→ **Aim of the task**: Identify every line in the records below that contains the word "PHẠM", and reproduce each one.

* BEGIN *

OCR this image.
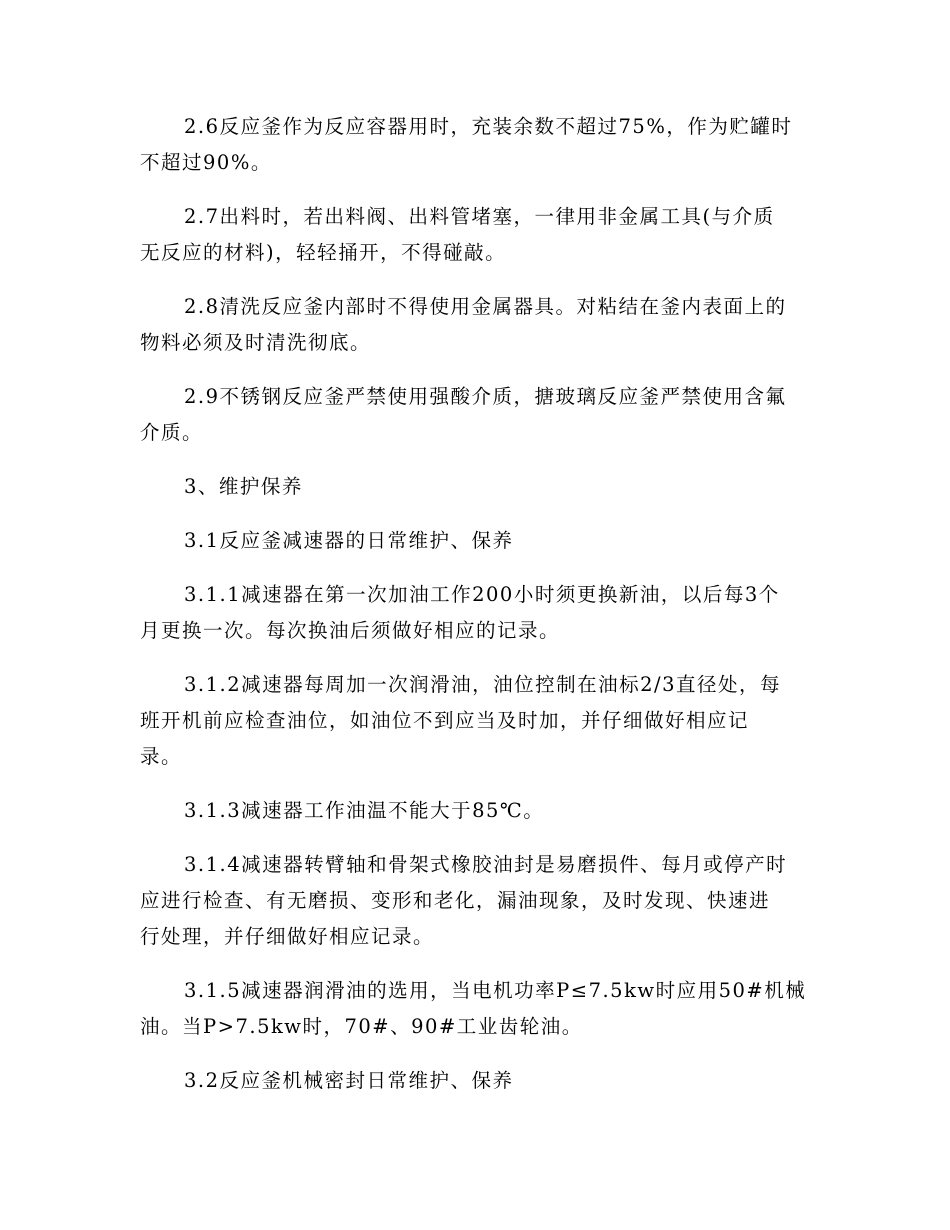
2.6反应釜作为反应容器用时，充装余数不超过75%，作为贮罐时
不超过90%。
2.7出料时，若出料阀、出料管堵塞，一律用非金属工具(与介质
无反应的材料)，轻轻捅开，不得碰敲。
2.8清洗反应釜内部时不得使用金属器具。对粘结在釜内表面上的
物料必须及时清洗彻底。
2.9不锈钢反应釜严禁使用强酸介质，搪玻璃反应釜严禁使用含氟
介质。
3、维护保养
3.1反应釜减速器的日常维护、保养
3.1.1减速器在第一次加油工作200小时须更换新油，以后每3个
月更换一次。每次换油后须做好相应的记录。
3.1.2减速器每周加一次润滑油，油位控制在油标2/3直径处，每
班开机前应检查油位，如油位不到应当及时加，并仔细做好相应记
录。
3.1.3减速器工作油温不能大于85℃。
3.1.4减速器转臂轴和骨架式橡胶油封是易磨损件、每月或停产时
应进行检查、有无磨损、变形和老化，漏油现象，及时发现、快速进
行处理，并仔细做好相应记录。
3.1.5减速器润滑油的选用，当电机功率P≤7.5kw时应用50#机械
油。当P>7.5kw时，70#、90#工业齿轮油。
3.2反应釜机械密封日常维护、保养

* END *
* BEGIN *

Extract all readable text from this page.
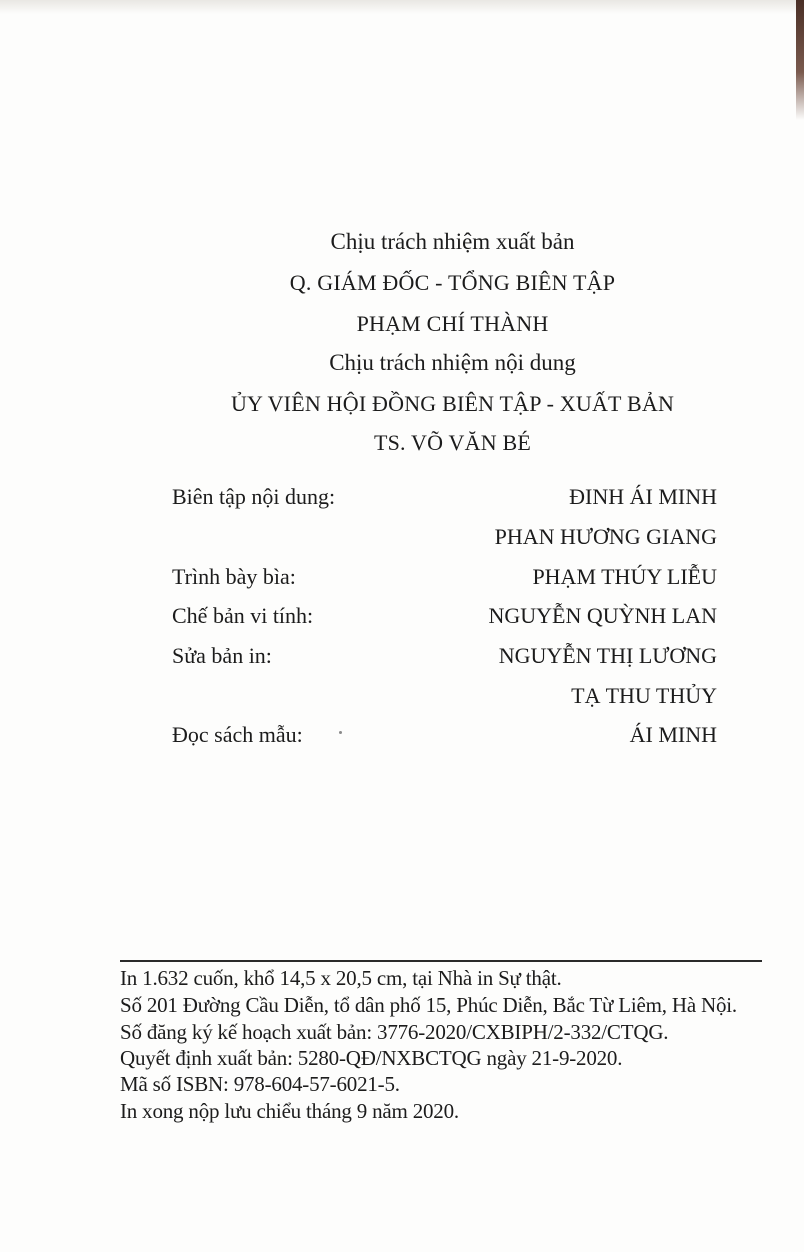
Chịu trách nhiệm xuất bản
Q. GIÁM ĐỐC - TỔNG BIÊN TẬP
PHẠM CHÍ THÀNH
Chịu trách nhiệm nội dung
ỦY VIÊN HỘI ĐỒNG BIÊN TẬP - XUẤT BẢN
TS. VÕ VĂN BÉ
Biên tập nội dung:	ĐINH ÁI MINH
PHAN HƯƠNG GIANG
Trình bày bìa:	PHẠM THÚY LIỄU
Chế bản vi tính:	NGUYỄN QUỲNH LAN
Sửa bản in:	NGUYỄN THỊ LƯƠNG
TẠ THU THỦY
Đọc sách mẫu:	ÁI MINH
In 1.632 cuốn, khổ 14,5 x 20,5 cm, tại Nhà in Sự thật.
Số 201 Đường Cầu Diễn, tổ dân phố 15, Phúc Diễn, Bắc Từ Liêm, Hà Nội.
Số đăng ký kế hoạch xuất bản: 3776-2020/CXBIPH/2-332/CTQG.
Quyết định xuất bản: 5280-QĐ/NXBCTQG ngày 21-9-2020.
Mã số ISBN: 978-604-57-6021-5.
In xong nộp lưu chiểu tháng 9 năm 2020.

* END *
* BEGIN *

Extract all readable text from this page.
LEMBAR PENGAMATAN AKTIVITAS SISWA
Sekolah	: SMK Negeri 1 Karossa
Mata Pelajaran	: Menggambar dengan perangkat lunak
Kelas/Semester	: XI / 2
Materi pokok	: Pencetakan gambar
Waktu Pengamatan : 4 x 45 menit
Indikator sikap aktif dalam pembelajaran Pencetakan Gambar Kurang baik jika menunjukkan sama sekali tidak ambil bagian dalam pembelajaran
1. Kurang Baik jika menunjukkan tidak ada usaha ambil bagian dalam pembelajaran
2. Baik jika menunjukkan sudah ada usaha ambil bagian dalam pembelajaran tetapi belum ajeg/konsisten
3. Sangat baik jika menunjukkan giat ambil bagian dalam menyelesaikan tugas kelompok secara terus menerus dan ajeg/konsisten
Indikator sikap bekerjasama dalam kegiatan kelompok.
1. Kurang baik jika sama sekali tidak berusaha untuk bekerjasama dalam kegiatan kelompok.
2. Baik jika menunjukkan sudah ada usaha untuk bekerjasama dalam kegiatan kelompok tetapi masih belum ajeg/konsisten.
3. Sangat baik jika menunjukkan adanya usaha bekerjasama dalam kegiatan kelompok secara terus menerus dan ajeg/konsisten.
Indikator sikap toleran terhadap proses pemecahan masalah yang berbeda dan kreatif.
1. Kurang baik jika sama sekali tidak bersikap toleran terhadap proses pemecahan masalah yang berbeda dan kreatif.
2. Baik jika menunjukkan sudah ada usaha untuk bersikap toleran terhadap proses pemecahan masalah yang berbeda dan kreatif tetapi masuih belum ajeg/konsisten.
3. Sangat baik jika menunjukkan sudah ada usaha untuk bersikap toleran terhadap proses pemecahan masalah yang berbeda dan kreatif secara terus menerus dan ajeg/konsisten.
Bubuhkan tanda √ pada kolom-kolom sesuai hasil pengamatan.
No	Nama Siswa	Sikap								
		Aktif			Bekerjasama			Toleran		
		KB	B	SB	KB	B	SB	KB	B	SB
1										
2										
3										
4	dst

* END *

→ **Task answer**:
PHẠM CHÍ THÀNH
Trình bày bìa:	PHẠM THÚY LIỄU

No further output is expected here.